(Data entries)
((

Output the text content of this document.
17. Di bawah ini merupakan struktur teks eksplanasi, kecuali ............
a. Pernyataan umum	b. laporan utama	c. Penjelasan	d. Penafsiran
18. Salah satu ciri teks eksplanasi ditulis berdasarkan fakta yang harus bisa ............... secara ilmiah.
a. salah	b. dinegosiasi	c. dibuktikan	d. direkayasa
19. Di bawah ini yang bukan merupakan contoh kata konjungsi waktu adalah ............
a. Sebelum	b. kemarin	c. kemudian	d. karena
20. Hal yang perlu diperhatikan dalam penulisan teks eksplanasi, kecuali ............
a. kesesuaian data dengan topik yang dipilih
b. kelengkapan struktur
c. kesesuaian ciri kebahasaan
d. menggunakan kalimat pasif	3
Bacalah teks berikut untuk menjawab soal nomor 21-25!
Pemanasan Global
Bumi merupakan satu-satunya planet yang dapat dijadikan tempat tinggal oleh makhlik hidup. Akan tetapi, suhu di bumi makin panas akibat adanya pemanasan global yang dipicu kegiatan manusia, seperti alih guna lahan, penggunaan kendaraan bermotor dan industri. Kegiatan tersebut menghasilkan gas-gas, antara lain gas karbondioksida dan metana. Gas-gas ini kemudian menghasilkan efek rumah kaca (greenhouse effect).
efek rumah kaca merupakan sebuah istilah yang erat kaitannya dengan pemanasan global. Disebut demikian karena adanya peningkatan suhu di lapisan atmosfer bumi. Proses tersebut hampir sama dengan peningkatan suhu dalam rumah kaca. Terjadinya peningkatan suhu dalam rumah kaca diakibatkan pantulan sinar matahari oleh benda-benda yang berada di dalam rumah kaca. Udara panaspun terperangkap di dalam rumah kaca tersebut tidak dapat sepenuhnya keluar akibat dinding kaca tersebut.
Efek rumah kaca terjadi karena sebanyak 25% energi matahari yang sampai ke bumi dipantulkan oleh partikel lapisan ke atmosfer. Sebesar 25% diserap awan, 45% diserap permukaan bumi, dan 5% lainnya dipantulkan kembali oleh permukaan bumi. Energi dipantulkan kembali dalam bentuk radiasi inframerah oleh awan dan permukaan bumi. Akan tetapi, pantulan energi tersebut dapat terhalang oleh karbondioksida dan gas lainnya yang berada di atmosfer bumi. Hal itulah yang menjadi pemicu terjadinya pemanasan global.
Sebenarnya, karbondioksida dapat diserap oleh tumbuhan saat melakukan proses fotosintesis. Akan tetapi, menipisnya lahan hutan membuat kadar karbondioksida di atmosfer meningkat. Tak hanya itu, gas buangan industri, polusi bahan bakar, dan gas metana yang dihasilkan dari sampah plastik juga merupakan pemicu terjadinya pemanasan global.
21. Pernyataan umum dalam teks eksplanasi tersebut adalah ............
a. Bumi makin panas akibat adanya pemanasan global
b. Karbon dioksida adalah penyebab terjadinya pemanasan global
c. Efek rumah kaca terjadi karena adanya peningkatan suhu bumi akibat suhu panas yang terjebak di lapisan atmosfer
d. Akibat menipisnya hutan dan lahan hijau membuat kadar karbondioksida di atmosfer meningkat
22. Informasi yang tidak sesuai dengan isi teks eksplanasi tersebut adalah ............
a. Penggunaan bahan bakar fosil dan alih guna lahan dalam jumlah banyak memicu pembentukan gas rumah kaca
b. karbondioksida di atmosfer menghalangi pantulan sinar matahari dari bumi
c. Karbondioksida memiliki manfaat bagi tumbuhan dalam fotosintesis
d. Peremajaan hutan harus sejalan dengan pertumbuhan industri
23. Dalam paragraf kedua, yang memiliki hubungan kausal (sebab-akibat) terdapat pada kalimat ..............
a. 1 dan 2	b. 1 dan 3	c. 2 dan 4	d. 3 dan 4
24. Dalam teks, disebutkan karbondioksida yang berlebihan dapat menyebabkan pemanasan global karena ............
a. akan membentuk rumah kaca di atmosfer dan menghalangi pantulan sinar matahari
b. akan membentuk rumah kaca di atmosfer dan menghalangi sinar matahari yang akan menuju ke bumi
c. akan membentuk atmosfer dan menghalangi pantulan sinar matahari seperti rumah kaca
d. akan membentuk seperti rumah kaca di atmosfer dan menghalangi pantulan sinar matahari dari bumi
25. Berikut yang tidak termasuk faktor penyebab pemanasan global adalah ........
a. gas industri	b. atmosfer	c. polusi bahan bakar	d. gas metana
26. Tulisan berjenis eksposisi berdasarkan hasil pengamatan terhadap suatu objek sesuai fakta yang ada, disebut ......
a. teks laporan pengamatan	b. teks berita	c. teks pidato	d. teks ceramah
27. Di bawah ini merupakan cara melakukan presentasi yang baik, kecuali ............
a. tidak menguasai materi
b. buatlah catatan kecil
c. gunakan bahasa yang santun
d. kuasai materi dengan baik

))

Return all of the entries exactly as written.

Output the text content of this document.
17. Di bawah ini merupakan struktur teks eksplanasi, kecuali ............
a. Pernyataan umum	b. laporan utama	c. Penjelasan	d. Penafsiran
18. Salah satu ciri teks eksplanasi ditulis berdasarkan fakta yang harus bisa ............... secara ilmiah.
a. salah	b. dinegosiasi	c. dibuktikan	d. direkayasa
19. Di bawah ini yang bukan merupakan contoh kata konjungsi waktu adalah ............
a. Sebelum	b. kemarin	c. kemudian	d. karena
20. Hal yang perlu diperhatikan dalam penulisan teks eksplanasi, kecuali ............
a. kesesuaian data dengan topik yang dipilih
b. kelengkapan struktur
c. kesesuaian ciri kebahasaan
d. menggunakan kalimat pasif	3
Bacalah teks berikut untuk menjawab soal nomor 21-25!
Pemanasan Global
Bumi merupakan satu-satunya planet yang dapat dijadikan tempat tinggal oleh makhlik hidup. Akan tetapi, suhu di bumi makin panas akibat adanya pemanasan global yang dipicu kegiatan manusia, seperti alih guna lahan, penggunaan kendaraan bermotor dan industri. Kegiatan tersebut menghasilkan gas-gas, antara lain gas karbondioksida dan metana. Gas-gas ini kemudian menghasilkan efek rumah kaca (greenhouse effect).
efek rumah kaca merupakan sebuah istilah yang erat kaitannya dengan pemanasan global. Disebut demikian karena adanya peningkatan suhu di lapisan atmosfer bumi. Proses tersebut hampir sama dengan peningkatan suhu dalam rumah kaca. Terjadinya peningkatan suhu dalam rumah kaca diakibatkan pantulan sinar matahari oleh benda-benda yang berada di dalam rumah kaca. Udara panaspun terperangkap di dalam rumah kaca tersebut tidak dapat sepenuhnya keluar akibat dinding kaca tersebut.
Efek rumah kaca terjadi karena sebanyak 25% energi matahari yang sampai ke bumi dipantulkan oleh partikel lapisan ke atmosfer. Sebesar 25% diserap awan, 45% diserap permukaan bumi, dan 5% lainnya dipantulkan kembali oleh permukaan bumi. Energi dipantulkan kembali dalam bentuk radiasi inframerah oleh awan dan permukaan bumi. Akan tetapi, pantulan energi tersebut dapat terhalang oleh karbondioksida dan gas lainnya yang berada di atmosfer bumi. Hal itulah yang menjadi pemicu terjadinya pemanasan global.
Sebenarnya, karbondioksida dapat diserap oleh tumbuhan saat melakukan proses fotosintesis. Akan tetapi, menipisnya lahan hutan membuat kadar karbondioksida di atmosfer meningkat. Tak hanya itu, gas buangan industri, polusi bahan bakar, dan gas metana yang dihasilkan dari sampah plastik juga merupakan pemicu terjadinya pemanasan global.
21. Pernyataan umum dalam teks eksplanasi tersebut adalah ............
a. Bumi makin panas akibat adanya pemanasan global
b. Karbon dioksida adalah penyebab terjadinya pemanasan global
c. Efek rumah kaca terjadi karena adanya peningkatan suhu bumi akibat suhu panas yang terjebak di lapisan atmosfer
d. Akibat menipisnya hutan dan lahan hijau membuat kadar karbondioksida di atmosfer meningkat
22. Informasi yang tidak sesuai dengan isi teks eksplanasi tersebut adalah ............
a. Penggunaan bahan bakar fosil dan alih guna lahan dalam jumlah banyak memicu pembentukan gas rumah kaca
b. karbondioksida di atmosfer menghalangi pantulan sinar matahari dari bumi
c. Karbondioksida memiliki manfaat bagi tumbuhan dalam fotosintesis
d. Peremajaan hutan harus sejalan dengan pertumbuhan industri
23. Dalam paragraf kedua, yang memiliki hubungan kausal (sebab-akibat) terdapat pada kalimat ..............
a. 1 dan 2	b. 1 dan 3	c. 2 dan 4	d. 3 dan 4
24. Dalam teks, disebutkan karbondioksida yang berlebihan dapat menyebabkan pemanasan global karena ............
a. akan membentuk rumah kaca di atmosfer dan menghalangi pantulan sinar matahari
b. akan membentuk rumah kaca di atmosfer dan menghalangi sinar matahari yang akan menuju ke bumi
c. akan membentuk atmosfer dan menghalangi pantulan sinar matahari seperti rumah kaca
d. akan membentuk seperti rumah kaca di atmosfer dan menghalangi pantulan sinar matahari dari bumi
25. Berikut yang tidak termasuk faktor penyebab pemanasan global adalah ........
a. gas industri	b. atmosfer	c. polusi bahan bakar	d. gas metana
26. Tulisan berjenis eksposisi berdasarkan hasil pengamatan terhadap suatu objek sesuai fakta yang ada, disebut ......
a. teks laporan pengamatan	b. teks berita	c. teks pidato	d. teks ceramah
27. Di bawah ini merupakan cara melakukan presentasi yang baik, kecuali ............
a. tidak menguasai materi
b. buatlah catatan kecil
c. gunakan bahasa yang santun
d. kuasai materi dengan baik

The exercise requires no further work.